[start]
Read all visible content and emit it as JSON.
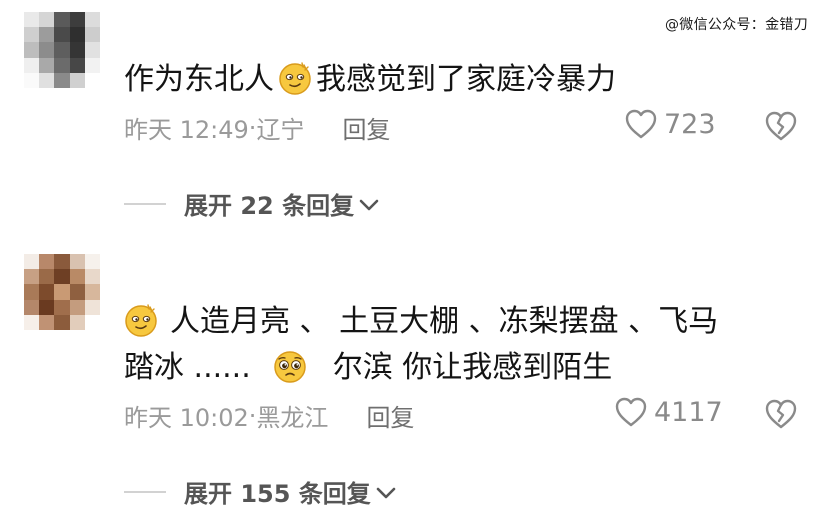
{
  "watermark": "@微信公众号：金错刀",
  "comments": [
    {
      "text_parts": [
        "作为东北人",
        "我感觉到了家庭冷暴力"
      ],
      "time": "昨天 12:49",
      "location": "辽宁",
      "reply_label": "回复",
      "likes": "723",
      "expand_label": "展开 22 条回复"
    },
    {
      "line1_parts": [
        "人造月亮 、 土豆大棚 、冻梨摆盘 、飞马"
      ],
      "line2_parts": [
        "踏冰 ......",
        "尔滨  你让我感到陌生"
      ],
      "time": "昨天 10:02",
      "location": "黑龙江",
      "reply_label": "回复",
      "likes": "4117",
      "expand_label": "展开 155 条回复"
    }
  ],
  "icons": {
    "like": "heart-outline-icon",
    "dislike": "broken-heart-icon",
    "expand": "chevron-down-icon",
    "emoji_1": "smirk-emoji-icon",
    "emoji_2": "pleading-emoji-icon"
  },
  "colors": {
    "text": "#141414",
    "meta": "#9a9a9a",
    "icon": "#8a8a8a"
  }
}
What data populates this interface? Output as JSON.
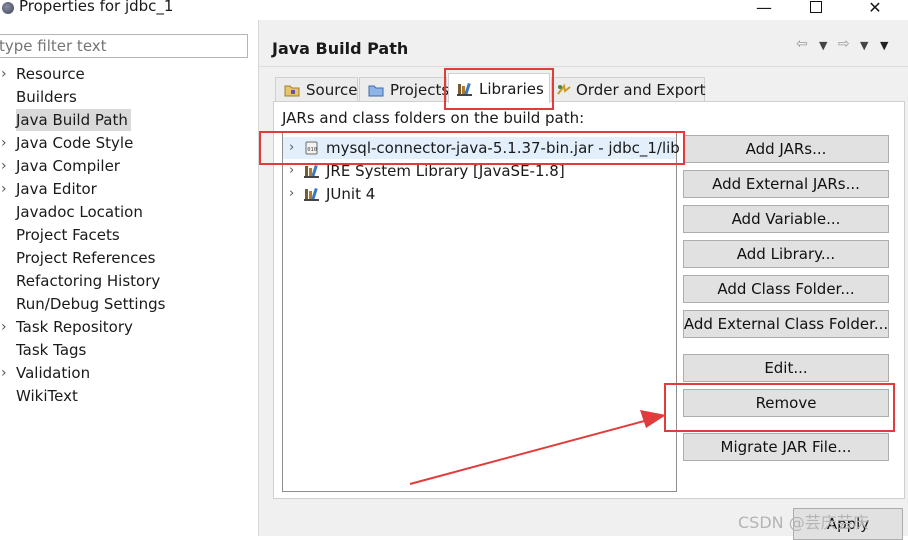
{
  "window": {
    "title": "Properties for jdbc_1",
    "minimize_glyph": "—",
    "close_glyph": "✕"
  },
  "left_pane": {
    "filter_placeholder": "type filter text",
    "items": [
      {
        "label": "Resource",
        "expandable": true
      },
      {
        "label": "Builders",
        "expandable": false
      },
      {
        "label": "Java Build Path",
        "expandable": false,
        "selected": true
      },
      {
        "label": "Java Code Style",
        "expandable": true
      },
      {
        "label": "Java Compiler",
        "expandable": true
      },
      {
        "label": "Java Editor",
        "expandable": true
      },
      {
        "label": "Javadoc Location",
        "expandable": false
      },
      {
        "label": "Project Facets",
        "expandable": false
      },
      {
        "label": "Project References",
        "expandable": false
      },
      {
        "label": "Refactoring History",
        "expandable": false
      },
      {
        "label": "Run/Debug Settings",
        "expandable": false
      },
      {
        "label": "Task Repository",
        "expandable": true
      },
      {
        "label": "Task Tags",
        "expandable": false
      },
      {
        "label": "Validation",
        "expandable": true
      },
      {
        "label": "WikiText",
        "expandable": false
      }
    ]
  },
  "main": {
    "title": "Java Build Path",
    "tabs": [
      {
        "label": "Source",
        "icon": "source-folder-icon"
      },
      {
        "label": "Projects",
        "icon": "projects-icon"
      },
      {
        "label": "Libraries",
        "icon": "libraries-icon",
        "active": true
      },
      {
        "label": "Order and Export",
        "icon": "order-export-icon"
      }
    ],
    "panel_label": "JARs and class folders on the build path:",
    "tree": [
      {
        "label": "mysql-connector-java-5.1.37-bin.jar - jdbc_1/lib",
        "icon": "jar-icon",
        "selected": true
      },
      {
        "label": "JRE System Library [JavaSE-1.8]",
        "icon": "library-icon"
      },
      {
        "label": "JUnit 4",
        "icon": "library-icon"
      }
    ],
    "buttons": {
      "add_jars": "Add JARs...",
      "add_external_jars": "Add External JARs...",
      "add_variable": "Add Variable...",
      "add_library": "Add Library...",
      "add_class_folder": "Add Class Folder...",
      "add_external_class_folder": "Add External Class Folder...",
      "edit": "Edit...",
      "remove": "Remove",
      "migrate_jar": "Migrate JAR File..."
    },
    "apply_label": "Apply"
  },
  "watermark": "CSDN @芸庆芸庆",
  "colors": {
    "annotation_red": "#e23b3b",
    "selection_blue": "#e3f0fc",
    "nav_selected": "#d9d9d9"
  }
}
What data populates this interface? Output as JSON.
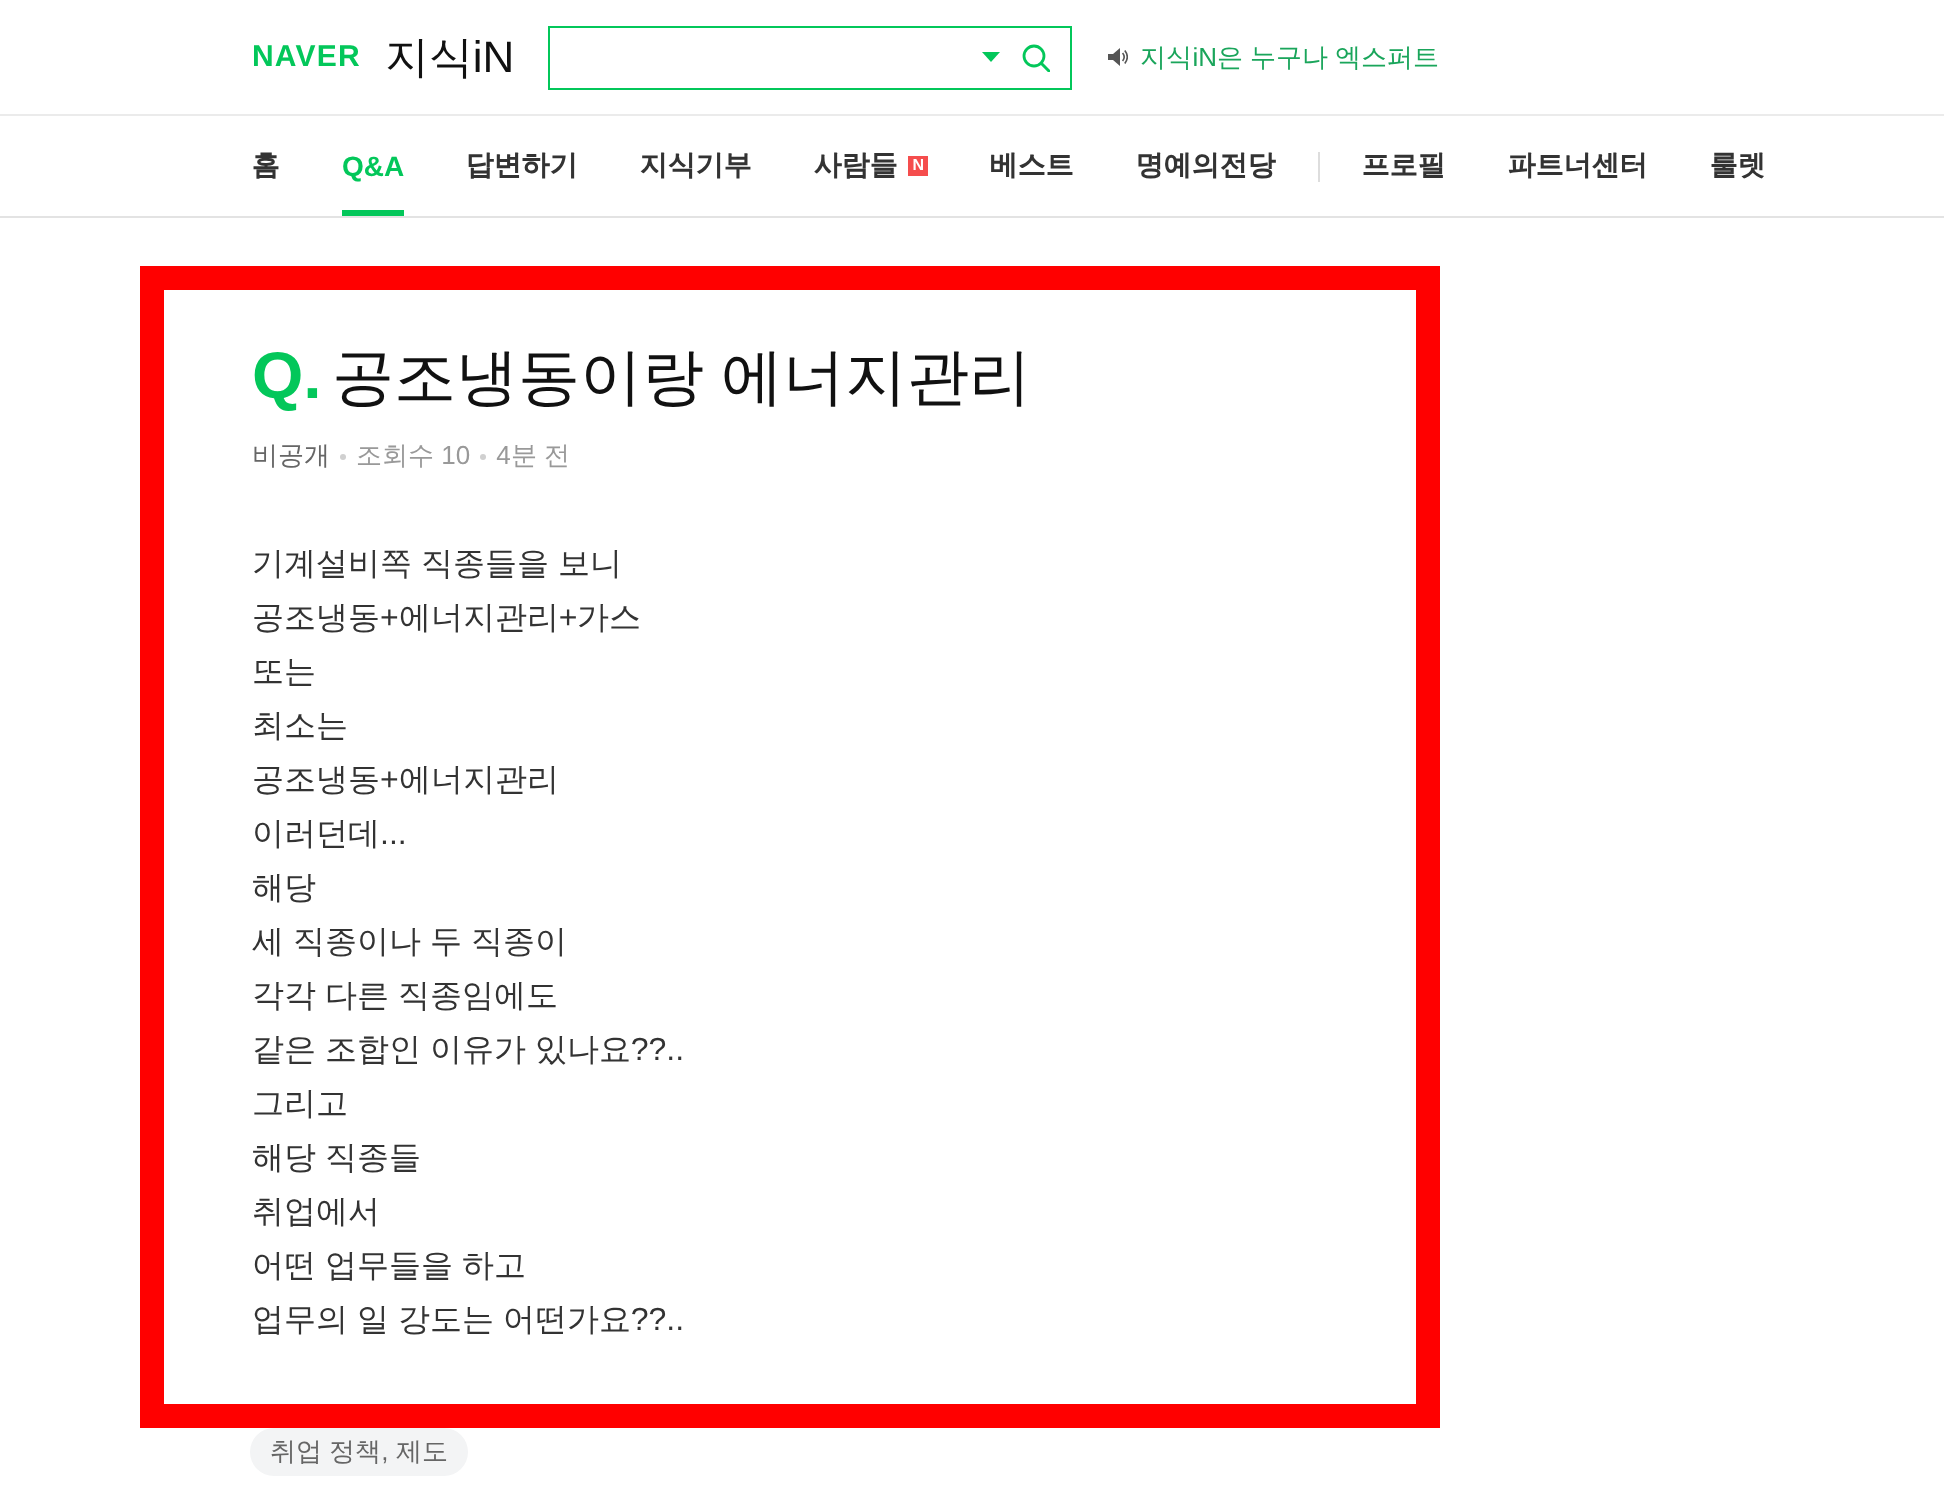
{
  "header": {
    "logo": {
      "brand": "NAVER",
      "service": "지식iN"
    },
    "notice": "지식iN은 누구나 엑스퍼트"
  },
  "nav": {
    "groups": [
      [
        {
          "label": "홈",
          "selected": false
        },
        {
          "label": "Q&A",
          "selected": true
        },
        {
          "label": "답변하기",
          "selected": false
        },
        {
          "label": "지식기부",
          "selected": false
        },
        {
          "label": "사람들",
          "selected": false,
          "badge": "N"
        },
        {
          "label": "베스트",
          "selected": false
        },
        {
          "label": "명예의전당",
          "selected": false
        }
      ],
      [
        {
          "label": "프로필",
          "selected": false
        },
        {
          "label": "파트너센터",
          "selected": false
        },
        {
          "label": "룰렛",
          "selected": false
        }
      ]
    ]
  },
  "question": {
    "prefix": "Q.",
    "title": "공조냉동이랑 에너지관리",
    "meta": [
      "비공개",
      "조회수 10",
      "4분 전"
    ],
    "body": [
      "기계설비쪽 직종들을 보니",
      "공조냉동+에너지관리+가스",
      "또는",
      "최소는",
      "공조냉동+에너지관리",
      "이러던데...",
      "해당",
      "세 직종이나 두 직종이",
      "각각 다른 직종임에도",
      "같은 조합인 이유가 있나요??..",
      "그리고",
      "해당 직종들",
      "취업에서",
      "어떤 업무들을 하고",
      "업무의 일 강도는 어떤가요??.."
    ],
    "tags": [
      "취업 정책, 제도"
    ]
  }
}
[end]
Aim:
Reproduce all entries exactly. Pictures do not belong in the copy.

Correct output:
Read all visible content and emit it as JSON.
{
  "watermark": "@微信公众号：金错刀",
  "comments": [
    {
      "text_parts": [
        "作为东北人",
        "我感觉到了家庭冷暴力"
      ],
      "time": "昨天 12:49",
      "location": "辽宁",
      "reply_label": "回复",
      "likes": "723",
      "expand_label": "展开 22 条回复"
    },
    {
      "line1_parts": [
        "人造月亮 、 土豆大棚 、冻梨摆盘 、飞马"
      ],
      "line2_parts": [
        "踏冰 ......",
        "尔滨  你让我感到陌生"
      ],
      "time": "昨天 10:02",
      "location": "黑龙江",
      "reply_label": "回复",
      "likes": "4117",
      "expand_label": "展开 155 条回复"
    }
  ],
  "icons": {
    "like": "heart-outline-icon",
    "dislike": "broken-heart-icon",
    "expand": "chevron-down-icon",
    "emoji_1": "smirk-emoji-icon",
    "emoji_2": "pleading-emoji-icon"
  },
  "colors": {
    "text": "#141414",
    "meta": "#9a9a9a",
    "icon": "#8a8a8a"
  }
}
What data populates this interface? Output as JSON.
{
  "window": {
    "title": "Properties for jdbc_1",
    "minimize_glyph": "—",
    "close_glyph": "✕"
  },
  "left_pane": {
    "filter_placeholder": "type filter text",
    "items": [
      {
        "label": "Resource",
        "expandable": true
      },
      {
        "label": "Builders",
        "expandable": false
      },
      {
        "label": "Java Build Path",
        "expandable": false,
        "selected": true
      },
      {
        "label": "Java Code Style",
        "expandable": true
      },
      {
        "label": "Java Compiler",
        "expandable": true
      },
      {
        "label": "Java Editor",
        "expandable": true
      },
      {
        "label": "Javadoc Location",
        "expandable": false
      },
      {
        "label": "Project Facets",
        "expandable": false
      },
      {
        "label": "Project References",
        "expandable": false
      },
      {
        "label": "Refactoring History",
        "expandable": false
      },
      {
        "label": "Run/Debug Settings",
        "expandable": false
      },
      {
        "label": "Task Repository",
        "expandable": true
      },
      {
        "label": "Task Tags",
        "expandable": false
      },
      {
        "label": "Validation",
        "expandable": true
      },
      {
        "label": "WikiText",
        "expandable": false
      }
    ]
  },
  "main": {
    "title": "Java Build Path",
    "tabs": [
      {
        "label": "Source",
        "icon": "source-folder-icon"
      },
      {
        "label": "Projects",
        "icon": "projects-icon"
      },
      {
        "label": "Libraries",
        "icon": "libraries-icon",
        "active": true
      },
      {
        "label": "Order and Export",
        "icon": "order-export-icon"
      }
    ],
    "panel_label": "JARs and class folders on the build path:",
    "tree": [
      {
        "label": "mysql-connector-java-5.1.37-bin.jar - jdbc_1/lib",
        "icon": "jar-icon",
        "selected": true
      },
      {
        "label": "JRE System Library [JavaSE-1.8]",
        "icon": "library-icon"
      },
      {
        "label": "JUnit 4",
        "icon": "library-icon"
      }
    ],
    "buttons": {
      "add_jars": "Add JARs...",
      "add_external_jars": "Add External JARs...",
      "add_variable": "Add Variable...",
      "add_library": "Add Library...",
      "add_class_folder": "Add Class Folder...",
      "add_external_class_folder": "Add External Class Folder...",
      "edit": "Edit...",
      "remove": "Remove",
      "migrate_jar": "Migrate JAR File..."
    },
    "apply_label": "Apply"
  },
  "watermark": "CSDN @芸庆芸庆",
  "colors": {
    "annotation_red": "#e23b3b",
    "selection_blue": "#e3f0fc",
    "nav_selected": "#d9d9d9"
  }
}
What data populates this interface? Output as JSON.
{
  "header": {
    "logo": {
      "brand": "NAVER",
      "service": "지식iN"
    },
    "notice": "지식iN은 누구나 엑스퍼트"
  },
  "nav": {
    "groups": [
      [
        {
          "label": "홈",
          "selected": false
        },
        {
          "label": "Q&A",
          "selected": true
        },
        {
          "label": "답변하기",
          "selected": false
        },
        {
          "label": "지식기부",
          "selected": false
        },
        {
          "label": "사람들",
          "selected": false,
          "badge": "N"
        },
        {
          "label": "베스트",
          "selected": false
        },
        {
          "label": "명예의전당",
          "selected": false
        }
      ],
      [
        {
          "label": "프로필",
          "selected": false
        },
        {
          "label": "파트너센터",
          "selected": false
        },
        {
          "label": "룰렛",
          "selected": false
        }
      ]
    ]
  },
  "question": {
    "prefix": "Q.",
    "title": "공조냉동이랑 에너지관리",
    "meta": [
      "비공개",
      "조회수 10",
      "4분 전"
    ],
    "body": [
      "기계설비쪽 직종들을 보니",
      "공조냉동+에너지관리+가스",
      "또는",
      "최소는",
      "공조냉동+에너지관리",
      "이러던데...",
      "해당",
      "세 직종이나 두 직종이",
      "각각 다른 직종임에도",
      "같은 조합인 이유가 있나요??..",
      "그리고",
      "해당 직종들",
      "취업에서",
      "어떤 업무들을 하고",
      "업무의 일 강도는 어떤가요??.."
    ],
    "tags": [
      "취업 정책, 제도"
    ]
  }
}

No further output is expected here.